■ **Exercise prompt**: Edit the lines below by swapping "component" for "part", keeping every other word and number unchanged.
─── Extracted material ───
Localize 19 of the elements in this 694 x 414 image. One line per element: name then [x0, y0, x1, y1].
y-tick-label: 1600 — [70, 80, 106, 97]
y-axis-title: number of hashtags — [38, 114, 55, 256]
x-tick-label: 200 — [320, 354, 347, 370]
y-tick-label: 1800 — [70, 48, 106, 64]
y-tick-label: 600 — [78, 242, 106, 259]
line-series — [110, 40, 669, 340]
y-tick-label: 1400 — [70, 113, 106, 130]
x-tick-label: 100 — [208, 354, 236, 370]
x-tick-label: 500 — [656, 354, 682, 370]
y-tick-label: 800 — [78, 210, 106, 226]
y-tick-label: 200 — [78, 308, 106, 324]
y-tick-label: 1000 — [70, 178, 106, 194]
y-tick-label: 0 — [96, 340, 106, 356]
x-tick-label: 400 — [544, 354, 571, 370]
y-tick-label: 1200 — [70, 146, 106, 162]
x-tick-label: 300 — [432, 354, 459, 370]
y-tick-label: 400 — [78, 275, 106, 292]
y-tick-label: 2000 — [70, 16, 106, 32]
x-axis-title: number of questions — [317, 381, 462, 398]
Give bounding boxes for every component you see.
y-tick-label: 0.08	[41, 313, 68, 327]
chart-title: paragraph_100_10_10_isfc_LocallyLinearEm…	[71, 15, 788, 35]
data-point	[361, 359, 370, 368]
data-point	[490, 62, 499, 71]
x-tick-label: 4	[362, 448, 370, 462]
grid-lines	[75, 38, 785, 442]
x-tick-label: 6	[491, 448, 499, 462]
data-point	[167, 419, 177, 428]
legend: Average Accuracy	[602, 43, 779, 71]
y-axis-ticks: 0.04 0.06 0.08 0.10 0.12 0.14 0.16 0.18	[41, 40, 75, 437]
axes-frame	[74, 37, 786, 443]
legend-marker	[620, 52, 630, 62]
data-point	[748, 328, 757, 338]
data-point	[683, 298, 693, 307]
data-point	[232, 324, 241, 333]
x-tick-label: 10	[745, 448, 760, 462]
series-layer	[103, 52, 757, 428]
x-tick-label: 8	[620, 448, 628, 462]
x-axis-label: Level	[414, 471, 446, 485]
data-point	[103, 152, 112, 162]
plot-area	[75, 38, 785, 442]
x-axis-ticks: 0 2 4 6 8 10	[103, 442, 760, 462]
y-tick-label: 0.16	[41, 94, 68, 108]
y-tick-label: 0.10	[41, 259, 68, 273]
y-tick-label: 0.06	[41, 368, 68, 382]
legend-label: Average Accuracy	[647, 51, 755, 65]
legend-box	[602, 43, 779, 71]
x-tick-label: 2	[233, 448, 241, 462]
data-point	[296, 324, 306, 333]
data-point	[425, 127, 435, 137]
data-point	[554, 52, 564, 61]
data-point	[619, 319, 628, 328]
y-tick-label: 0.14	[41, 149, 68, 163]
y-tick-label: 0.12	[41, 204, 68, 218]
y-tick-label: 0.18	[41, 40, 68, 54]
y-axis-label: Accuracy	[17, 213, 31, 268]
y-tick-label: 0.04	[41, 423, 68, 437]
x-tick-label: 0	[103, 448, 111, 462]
───
■ **Task response**:
Localize 19 of the elements in this 694 x 414 image. One line per element: name then [x0, y0, x1, y1].
y-tick-label: 1600 — [70, 80, 106, 97]
y-axis-title: number of hashtags — [38, 114, 55, 256]
x-tick-label: 200 — [320, 354, 347, 370]
y-tick-label: 1800 — [70, 48, 106, 64]
y-tick-label: 600 — [78, 242, 106, 259]
line-series — [110, 40, 669, 340]
y-tick-label: 1400 — [70, 113, 106, 130]
x-tick-label: 100 — [208, 354, 236, 370]
x-tick-label: 500 — [656, 354, 682, 370]
y-tick-label: 800 — [78, 210, 106, 226]
y-tick-label: 200 — [78, 308, 106, 324]
y-tick-label: 1000 — [70, 178, 106, 194]
y-tick-label: 0 — [96, 340, 106, 356]
x-tick-label: 400 — [544, 354, 571, 370]
y-tick-label: 1200 — [70, 146, 106, 162]
x-tick-label: 300 — [432, 354, 459, 370]
y-tick-label: 400 — [78, 275, 106, 292]
y-tick-label: 2000 — [70, 16, 106, 32]
x-axis-title: number of questions — [317, 381, 462, 398]
Give bounding boxes for every part you see.
y-tick-label: 0.08	[41, 313, 68, 327]
chart-title: paragraph_100_10_10_isfc_LocallyLinearEm…	[71, 15, 788, 35]
data-point	[361, 359, 370, 368]
data-point	[490, 62, 499, 71]
x-tick-label: 4	[362, 448, 370, 462]
grid-lines	[75, 38, 785, 442]
x-tick-label: 6	[491, 448, 499, 462]
data-point	[167, 419, 177, 428]
legend: Average Accuracy	[602, 43, 779, 71]
y-axis-ticks: 0.04 0.06 0.08 0.10 0.12 0.14 0.16 0.18	[41, 40, 75, 437]
axes-frame	[74, 37, 786, 443]
legend-marker	[620, 52, 630, 62]
data-point	[748, 328, 757, 338]
data-point	[683, 298, 693, 307]
data-point	[232, 324, 241, 333]
x-tick-label: 10	[745, 448, 760, 462]
series-layer	[103, 52, 757, 428]
x-tick-label: 8	[620, 448, 628, 462]
x-axis-label: Level	[414, 471, 446, 485]
data-point	[103, 152, 112, 162]
plot-area	[75, 38, 785, 442]
x-axis-ticks: 0 2 4 6 8 10	[103, 442, 760, 462]
y-tick-label: 0.16	[41, 94, 68, 108]
y-tick-label: 0.10	[41, 259, 68, 273]
y-tick-label: 0.06	[41, 368, 68, 382]
legend-label: Average Accuracy	[647, 51, 755, 65]
legend-box	[602, 43, 779, 71]
x-tick-label: 2	[233, 448, 241, 462]
data-point	[296, 324, 306, 333]
data-point	[425, 127, 435, 137]
data-point	[554, 52, 564, 61]
data-point	[619, 319, 628, 328]
y-tick-label: 0.14	[41, 149, 68, 163]
y-tick-label: 0.12	[41, 204, 68, 218]
y-tick-label: 0.18	[41, 40, 68, 54]
y-axis-label: Accuracy	[17, 213, 31, 268]
y-tick-label: 0.04	[41, 423, 68, 437]
x-tick-label: 0	[103, 448, 111, 462]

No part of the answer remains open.